# Work instructions:
From the entries that follow, list every line in which the string "text" appears.

(Excerpt from a dataset)
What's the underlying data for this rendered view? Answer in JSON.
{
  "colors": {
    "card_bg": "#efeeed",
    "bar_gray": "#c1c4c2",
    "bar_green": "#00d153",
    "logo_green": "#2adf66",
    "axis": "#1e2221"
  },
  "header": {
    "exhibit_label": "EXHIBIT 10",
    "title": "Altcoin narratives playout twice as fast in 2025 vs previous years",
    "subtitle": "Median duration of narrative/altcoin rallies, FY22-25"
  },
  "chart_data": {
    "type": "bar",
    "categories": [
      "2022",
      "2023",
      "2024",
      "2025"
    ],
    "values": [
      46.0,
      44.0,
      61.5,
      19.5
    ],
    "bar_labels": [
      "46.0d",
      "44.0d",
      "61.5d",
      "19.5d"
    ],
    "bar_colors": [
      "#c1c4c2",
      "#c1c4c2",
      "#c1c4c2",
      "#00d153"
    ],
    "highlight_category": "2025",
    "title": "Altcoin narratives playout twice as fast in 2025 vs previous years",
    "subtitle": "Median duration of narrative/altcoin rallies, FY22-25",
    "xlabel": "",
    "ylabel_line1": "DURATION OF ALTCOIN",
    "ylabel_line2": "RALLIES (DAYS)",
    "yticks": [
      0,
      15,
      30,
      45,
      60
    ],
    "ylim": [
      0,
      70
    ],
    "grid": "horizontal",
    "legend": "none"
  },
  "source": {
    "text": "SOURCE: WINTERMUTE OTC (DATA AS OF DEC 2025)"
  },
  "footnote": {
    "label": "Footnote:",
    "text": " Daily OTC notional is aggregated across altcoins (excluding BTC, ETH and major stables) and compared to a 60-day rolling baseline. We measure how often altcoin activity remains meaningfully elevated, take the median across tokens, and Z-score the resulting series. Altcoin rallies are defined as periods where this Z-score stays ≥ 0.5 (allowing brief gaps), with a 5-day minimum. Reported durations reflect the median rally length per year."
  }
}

# Response:
    "text": "SOURCE: WINTERMUTE OTC (DATA AS OF DEC 2025)"
    "text": " Daily OTC notional is aggregated across altcoins (excluding BTC, ETH and major stables) and compared to a 60-day rolling baseline. We measure how often altcoin activity remains meaningfully elevated, take the median across tokens, and Z-score the resulting series. Altcoin rallies are defined as periods where this Z-score stays ≥ 0.5 (allowing brief gaps), with a 5-day minimum. Reported durations reflect the median rally length per year."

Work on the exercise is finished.